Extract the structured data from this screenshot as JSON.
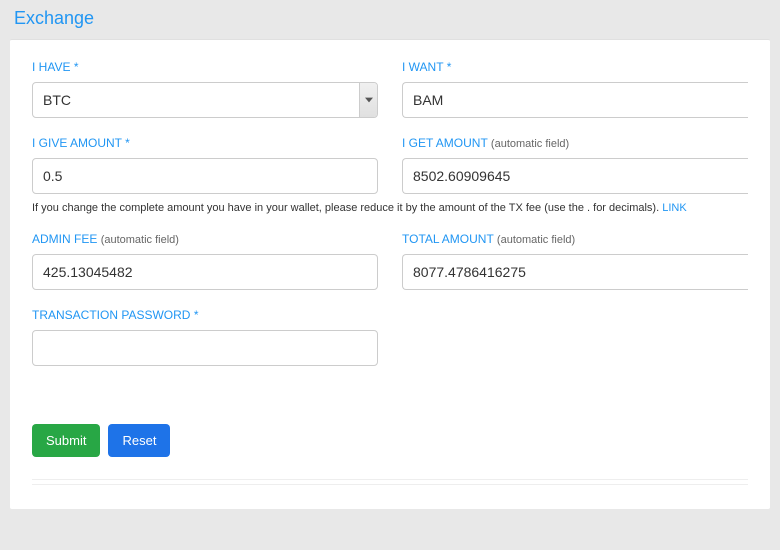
{
  "title": "Exchange",
  "labels": {
    "i_have": "I HAVE",
    "i_want": "I WANT",
    "i_give_amount": "I GIVE AMOUNT",
    "i_get_amount": "I GET AMOUNT",
    "admin_fee": "ADMIN FEE",
    "total_amount": "TOTAL AMOUNT",
    "transaction_password": "TRANSACTION PASSWORD",
    "automatic_field": "(automatic field)",
    "required": "*"
  },
  "values": {
    "i_have": "BTC",
    "i_want": "BAM",
    "i_give_amount": "0.5",
    "i_get_amount": "8502.60909645",
    "admin_fee": "425.13045482",
    "total_amount": "8077.4786416275",
    "transaction_password": ""
  },
  "help_text": {
    "text": "If you change the complete amount you have in your wallet, please reduce it by the amount of the TX fee (use the . for decimals). ",
    "link": "LINK"
  },
  "buttons": {
    "submit": "Submit",
    "reset": "Reset"
  }
}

-------------------------

TASK BRIEF: Write the entries above out again exactly, but not the pictures.

FINAL ANSWER:
Extract the structured data from this screenshot as JSON.
{
  "title": "Exchange",
  "labels": {
    "i_have": "I HAVE",
    "i_want": "I WANT",
    "i_give_amount": "I GIVE AMOUNT",
    "i_get_amount": "I GET AMOUNT",
    "admin_fee": "ADMIN FEE",
    "total_amount": "TOTAL AMOUNT",
    "transaction_password": "TRANSACTION PASSWORD",
    "automatic_field": "(automatic field)",
    "required": "*"
  },
  "values": {
    "i_have": "BTC",
    "i_want": "BAM",
    "i_give_amount": "0.5",
    "i_get_amount": "8502.60909645",
    "admin_fee": "425.13045482",
    "total_amount": "8077.4786416275",
    "transaction_password": ""
  },
  "help_text": {
    "text": "If you change the complete amount you have in your wallet, please reduce it by the amount of the TX fee (use the . for decimals). ",
    "link": "LINK"
  },
  "buttons": {
    "submit": "Submit",
    "reset": "Reset"
  }
}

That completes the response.